--- Material provided ---
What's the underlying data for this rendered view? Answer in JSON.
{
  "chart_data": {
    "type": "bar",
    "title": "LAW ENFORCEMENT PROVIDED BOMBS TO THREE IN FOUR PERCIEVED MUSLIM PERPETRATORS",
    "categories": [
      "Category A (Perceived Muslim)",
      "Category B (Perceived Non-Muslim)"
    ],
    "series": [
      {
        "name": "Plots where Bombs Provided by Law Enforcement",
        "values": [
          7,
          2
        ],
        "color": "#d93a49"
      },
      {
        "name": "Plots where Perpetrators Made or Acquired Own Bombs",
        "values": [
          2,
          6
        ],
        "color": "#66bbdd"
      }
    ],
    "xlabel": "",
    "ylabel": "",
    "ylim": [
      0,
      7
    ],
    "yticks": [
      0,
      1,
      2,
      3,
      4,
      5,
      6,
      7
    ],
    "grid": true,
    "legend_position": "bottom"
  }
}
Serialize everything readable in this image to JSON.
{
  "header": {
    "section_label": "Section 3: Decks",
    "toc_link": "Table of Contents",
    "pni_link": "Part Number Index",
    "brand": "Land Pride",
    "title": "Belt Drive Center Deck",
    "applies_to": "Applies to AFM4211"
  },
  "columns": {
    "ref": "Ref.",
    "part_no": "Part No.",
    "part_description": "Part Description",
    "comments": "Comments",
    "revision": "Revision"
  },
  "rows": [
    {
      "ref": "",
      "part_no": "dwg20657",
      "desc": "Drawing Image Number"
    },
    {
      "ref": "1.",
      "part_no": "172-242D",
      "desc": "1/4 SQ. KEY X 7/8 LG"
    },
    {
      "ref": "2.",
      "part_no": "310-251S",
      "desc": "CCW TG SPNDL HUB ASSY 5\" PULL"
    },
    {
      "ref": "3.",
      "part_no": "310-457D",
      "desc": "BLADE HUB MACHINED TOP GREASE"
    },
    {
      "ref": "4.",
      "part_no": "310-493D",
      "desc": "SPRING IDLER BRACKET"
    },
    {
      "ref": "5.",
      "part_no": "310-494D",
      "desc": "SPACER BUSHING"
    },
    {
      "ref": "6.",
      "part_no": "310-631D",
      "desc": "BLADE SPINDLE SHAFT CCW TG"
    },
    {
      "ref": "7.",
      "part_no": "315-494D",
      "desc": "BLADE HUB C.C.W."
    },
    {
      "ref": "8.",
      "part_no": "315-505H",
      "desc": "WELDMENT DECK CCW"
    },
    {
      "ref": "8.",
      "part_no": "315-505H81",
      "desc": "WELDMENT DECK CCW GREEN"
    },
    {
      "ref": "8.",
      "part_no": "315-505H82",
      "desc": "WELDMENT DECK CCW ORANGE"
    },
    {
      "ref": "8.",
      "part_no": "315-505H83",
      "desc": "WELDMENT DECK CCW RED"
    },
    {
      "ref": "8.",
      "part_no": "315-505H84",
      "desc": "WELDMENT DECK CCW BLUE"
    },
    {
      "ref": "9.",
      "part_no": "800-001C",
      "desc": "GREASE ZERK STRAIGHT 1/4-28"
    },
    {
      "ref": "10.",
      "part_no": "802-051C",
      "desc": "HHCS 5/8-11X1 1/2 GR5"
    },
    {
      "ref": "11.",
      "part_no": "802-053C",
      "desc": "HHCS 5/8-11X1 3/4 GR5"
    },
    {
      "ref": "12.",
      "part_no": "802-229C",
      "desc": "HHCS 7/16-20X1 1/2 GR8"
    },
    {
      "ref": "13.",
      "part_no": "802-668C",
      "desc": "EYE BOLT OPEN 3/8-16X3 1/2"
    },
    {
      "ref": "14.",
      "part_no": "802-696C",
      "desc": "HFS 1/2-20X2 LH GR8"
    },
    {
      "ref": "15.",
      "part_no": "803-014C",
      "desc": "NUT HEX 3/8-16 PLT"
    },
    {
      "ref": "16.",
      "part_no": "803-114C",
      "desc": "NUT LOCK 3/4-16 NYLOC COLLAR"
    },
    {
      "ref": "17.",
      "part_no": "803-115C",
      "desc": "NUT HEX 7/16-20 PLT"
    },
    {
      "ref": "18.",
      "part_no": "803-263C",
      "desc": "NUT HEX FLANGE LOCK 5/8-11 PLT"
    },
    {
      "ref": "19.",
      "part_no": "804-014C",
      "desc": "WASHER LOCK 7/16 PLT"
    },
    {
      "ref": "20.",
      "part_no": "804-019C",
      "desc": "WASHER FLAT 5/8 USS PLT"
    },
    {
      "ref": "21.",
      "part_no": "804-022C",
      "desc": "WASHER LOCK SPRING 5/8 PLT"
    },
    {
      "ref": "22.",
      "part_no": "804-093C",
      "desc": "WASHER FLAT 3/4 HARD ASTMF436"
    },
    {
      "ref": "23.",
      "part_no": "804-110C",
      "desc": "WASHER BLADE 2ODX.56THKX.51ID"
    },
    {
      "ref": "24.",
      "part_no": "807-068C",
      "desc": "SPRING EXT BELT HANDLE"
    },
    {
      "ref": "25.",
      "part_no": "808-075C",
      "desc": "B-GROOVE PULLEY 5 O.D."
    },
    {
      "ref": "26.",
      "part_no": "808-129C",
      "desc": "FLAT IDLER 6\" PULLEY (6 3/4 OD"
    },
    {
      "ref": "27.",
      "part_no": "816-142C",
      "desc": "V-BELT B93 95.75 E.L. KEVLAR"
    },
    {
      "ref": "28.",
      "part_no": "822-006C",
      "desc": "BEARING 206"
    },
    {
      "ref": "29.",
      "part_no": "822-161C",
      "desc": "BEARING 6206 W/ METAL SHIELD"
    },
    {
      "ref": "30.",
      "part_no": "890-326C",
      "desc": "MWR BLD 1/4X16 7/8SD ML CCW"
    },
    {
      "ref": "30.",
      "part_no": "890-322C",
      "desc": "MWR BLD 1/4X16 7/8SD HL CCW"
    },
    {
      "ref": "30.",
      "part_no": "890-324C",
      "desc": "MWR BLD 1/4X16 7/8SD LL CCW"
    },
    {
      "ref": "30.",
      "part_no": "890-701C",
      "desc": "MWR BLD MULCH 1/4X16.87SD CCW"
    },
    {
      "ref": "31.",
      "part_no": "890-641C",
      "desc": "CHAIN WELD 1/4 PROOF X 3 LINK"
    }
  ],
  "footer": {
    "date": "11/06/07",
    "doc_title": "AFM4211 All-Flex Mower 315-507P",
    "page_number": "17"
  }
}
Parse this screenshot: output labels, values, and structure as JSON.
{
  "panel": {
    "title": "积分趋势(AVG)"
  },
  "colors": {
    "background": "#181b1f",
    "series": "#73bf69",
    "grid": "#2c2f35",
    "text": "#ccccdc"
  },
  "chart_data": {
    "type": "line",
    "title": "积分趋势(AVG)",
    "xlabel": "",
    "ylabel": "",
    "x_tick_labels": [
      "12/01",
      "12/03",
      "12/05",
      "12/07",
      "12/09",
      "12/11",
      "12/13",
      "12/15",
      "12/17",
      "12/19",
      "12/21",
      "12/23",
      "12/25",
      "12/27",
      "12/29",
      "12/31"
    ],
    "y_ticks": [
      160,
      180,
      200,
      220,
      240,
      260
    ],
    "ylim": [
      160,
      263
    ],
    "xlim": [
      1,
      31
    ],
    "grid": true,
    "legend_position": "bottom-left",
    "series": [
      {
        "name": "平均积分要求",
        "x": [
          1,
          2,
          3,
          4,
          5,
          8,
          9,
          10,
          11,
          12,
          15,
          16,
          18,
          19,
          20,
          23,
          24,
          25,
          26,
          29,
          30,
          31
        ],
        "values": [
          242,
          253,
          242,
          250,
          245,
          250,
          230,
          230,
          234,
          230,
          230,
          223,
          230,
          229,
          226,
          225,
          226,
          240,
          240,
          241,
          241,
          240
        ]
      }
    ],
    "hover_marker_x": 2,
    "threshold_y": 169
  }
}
---
→ Problem description:
Write out the entries above word for word.

→ Answer to the exercise:
What's the underlying data for this rendered view? Answer in JSON.
{
  "chart_data": {
    "type": "bar",
    "title": "LAW ENFORCEMENT PROVIDED BOMBS TO THREE IN FOUR PERCIEVED MUSLIM PERPETRATORS",
    "categories": [
      "Category A (Perceived Muslim)",
      "Category B (Perceived Non-Muslim)"
    ],
    "series": [
      {
        "name": "Plots where Bombs Provided by Law Enforcement",
        "values": [
          7,
          2
        ],
        "color": "#d93a49"
      },
      {
        "name": "Plots where Perpetrators Made or Acquired Own Bombs",
        "values": [
          2,
          6
        ],
        "color": "#66bbdd"
      }
    ],
    "xlabel": "",
    "ylabel": "",
    "ylim": [
      0,
      7
    ],
    "yticks": [
      0,
      1,
      2,
      3,
      4,
      5,
      6,
      7
    ],
    "grid": true,
    "legend_position": "bottom"
  }
}
Serialize everything readable in this image to JSON.
{
  "header": {
    "section_label": "Section 3: Decks",
    "toc_link": "Table of Contents",
    "pni_link": "Part Number Index",
    "brand": "Land Pride",
    "title": "Belt Drive Center Deck",
    "applies_to": "Applies to AFM4211"
  },
  "columns": {
    "ref": "Ref.",
    "part_no": "Part No.",
    "part_description": "Part Description",
    "comments": "Comments",
    "revision": "Revision"
  },
  "rows": [
    {
      "ref": "",
      "part_no": "dwg20657",
      "desc": "Drawing Image Number"
    },
    {
      "ref": "1.",
      "part_no": "172-242D",
      "desc": "1/4 SQ. KEY X 7/8 LG"
    },
    {
      "ref": "2.",
      "part_no": "310-251S",
      "desc": "CCW TG SPNDL HUB ASSY 5\" PULL"
    },
    {
      "ref": "3.",
      "part_no": "310-457D",
      "desc": "BLADE HUB MACHINED TOP GREASE"
    },
    {
      "ref": "4.",
      "part_no": "310-493D",
      "desc": "SPRING IDLER BRACKET"
    },
    {
      "ref": "5.",
      "part_no": "310-494D",
      "desc": "SPACER BUSHING"
    },
    {
      "ref": "6.",
      "part_no": "310-631D",
      "desc": "BLADE SPINDLE SHAFT CCW TG"
    },
    {
      "ref": "7.",
      "part_no": "315-494D",
      "desc": "BLADE HUB C.C.W."
    },
    {
      "ref": "8.",
      "part_no": "315-505H",
      "desc": "WELDMENT DECK CCW"
    },
    {
      "ref": "8.",
      "part_no": "315-505H81",
      "desc": "WELDMENT DECK CCW GREEN"
    },
    {
      "ref": "8.",
      "part_no": "315-505H82",
      "desc": "WELDMENT DECK CCW ORANGE"
    },
    {
      "ref": "8.",
      "part_no": "315-505H83",
      "desc": "WELDMENT DECK CCW RED"
    },
    {
      "ref": "8.",
      "part_no": "315-505H84",
      "desc": "WELDMENT DECK CCW BLUE"
    },
    {
      "ref": "9.",
      "part_no": "800-001C",
      "desc": "GREASE ZERK STRAIGHT 1/4-28"
    },
    {
      "ref": "10.",
      "part_no": "802-051C",
      "desc": "HHCS 5/8-11X1 1/2 GR5"
    },
    {
      "ref": "11.",
      "part_no": "802-053C",
      "desc": "HHCS 5/8-11X1 3/4 GR5"
    },
    {
      "ref": "12.",
      "part_no": "802-229C",
      "desc": "HHCS 7/16-20X1 1/2 GR8"
    },
    {
      "ref": "13.",
      "part_no": "802-668C",
      "desc": "EYE BOLT OPEN 3/8-16X3 1/2"
    },
    {
      "ref": "14.",
      "part_no": "802-696C",
      "desc": "HFS 1/2-20X2 LH GR8"
    },
    {
      "ref": "15.",
      "part_no": "803-014C",
      "desc": "NUT HEX 3/8-16 PLT"
    },
    {
      "ref": "16.",
      "part_no": "803-114C",
      "desc": "NUT LOCK 3/4-16 NYLOC COLLAR"
    },
    {
      "ref": "17.",
      "part_no": "803-115C",
      "desc": "NUT HEX 7/16-20 PLT"
    },
    {
      "ref": "18.",
      "part_no": "803-263C",
      "desc": "NUT HEX FLANGE LOCK 5/8-11 PLT"
    },
    {
      "ref": "19.",
      "part_no": "804-014C",
      "desc": "WASHER LOCK 7/16 PLT"
    },
    {
      "ref": "20.",
      "part_no": "804-019C",
      "desc": "WASHER FLAT 5/8 USS PLT"
    },
    {
      "ref": "21.",
      "part_no": "804-022C",
      "desc": "WASHER LOCK SPRING 5/8 PLT"
    },
    {
      "ref": "22.",
      "part_no": "804-093C",
      "desc": "WASHER FLAT 3/4 HARD ASTMF436"
    },
    {
      "ref": "23.",
      "part_no": "804-110C",
      "desc": "WASHER BLADE 2ODX.56THKX.51ID"
    },
    {
      "ref": "24.",
      "part_no": "807-068C",
      "desc": "SPRING EXT BELT HANDLE"
    },
    {
      "ref": "25.",
      "part_no": "808-075C",
      "desc": "B-GROOVE PULLEY 5 O.D."
    },
    {
      "ref": "26.",
      "part_no": "808-129C",
      "desc": "FLAT IDLER 6\" PULLEY (6 3/4 OD"
    },
    {
      "ref": "27.",
      "part_no": "816-142C",
      "desc": "V-BELT B93 95.75 E.L. KEVLAR"
    },
    {
      "ref": "28.",
      "part_no": "822-006C",
      "desc": "BEARING 206"
    },
    {
      "ref": "29.",
      "part_no": "822-161C",
      "desc": "BEARING 6206 W/ METAL SHIELD"
    },
    {
      "ref": "30.",
      "part_no": "890-326C",
      "desc": "MWR BLD 1/4X16 7/8SD ML CCW"
    },
    {
      "ref": "30.",
      "part_no": "890-322C",
      "desc": "MWR BLD 1/4X16 7/8SD HL CCW"
    },
    {
      "ref": "30.",
      "part_no": "890-324C",
      "desc": "MWR BLD 1/4X16 7/8SD LL CCW"
    },
    {
      "ref": "30.",
      "part_no": "890-701C",
      "desc": "MWR BLD MULCH 1/4X16.87SD CCW"
    },
    {
      "ref": "31.",
      "part_no": "890-641C",
      "desc": "CHAIN WELD 1/4 PROOF X 3 LINK"
    }
  ],
  "footer": {
    "date": "11/06/07",
    "doc_title": "AFM4211 All-Flex Mower 315-507P",
    "page_number": "17"
  }
}
Parse this screenshot: output labels, values, and structure as JSON.
{
  "panel": {
    "title": "积分趋势(AVG)"
  },
  "colors": {
    "background": "#181b1f",
    "series": "#73bf69",
    "grid": "#2c2f35",
    "text": "#ccccdc"
  },
  "chart_data": {
    "type": "line",
    "title": "积分趋势(AVG)",
    "xlabel": "",
    "ylabel": "",
    "x_tick_labels": [
      "12/01",
      "12/03",
      "12/05",
      "12/07",
      "12/09",
      "12/11",
      "12/13",
      "12/15",
      "12/17",
      "12/19",
      "12/21",
      "12/23",
      "12/25",
      "12/27",
      "12/29",
      "12/31"
    ],
    "y_ticks": [
      160,
      180,
      200,
      220,
      240,
      260
    ],
    "ylim": [
      160,
      263
    ],
    "xlim": [
      1,
      31
    ],
    "grid": true,
    "legend_position": "bottom-left",
    "series": [
      {
        "name": "平均积分要求",
        "x": [
          1,
          2,
          3,
          4,
          5,
          8,
          9,
          10,
          11,
          12,
          15,
          16,
          18,
          19,
          20,
          23,
          24,
          25,
          26,
          29,
          30,
          31
        ],
        "values": [
          242,
          253,
          242,
          250,
          245,
          250,
          230,
          230,
          234,
          230,
          230,
          223,
          230,
          229,
          226,
          225,
          226,
          240,
          240,
          241,
          241,
          240
        ]
      }
    ],
    "hover_marker_x": 2,
    "threshold_y": 169
  }
}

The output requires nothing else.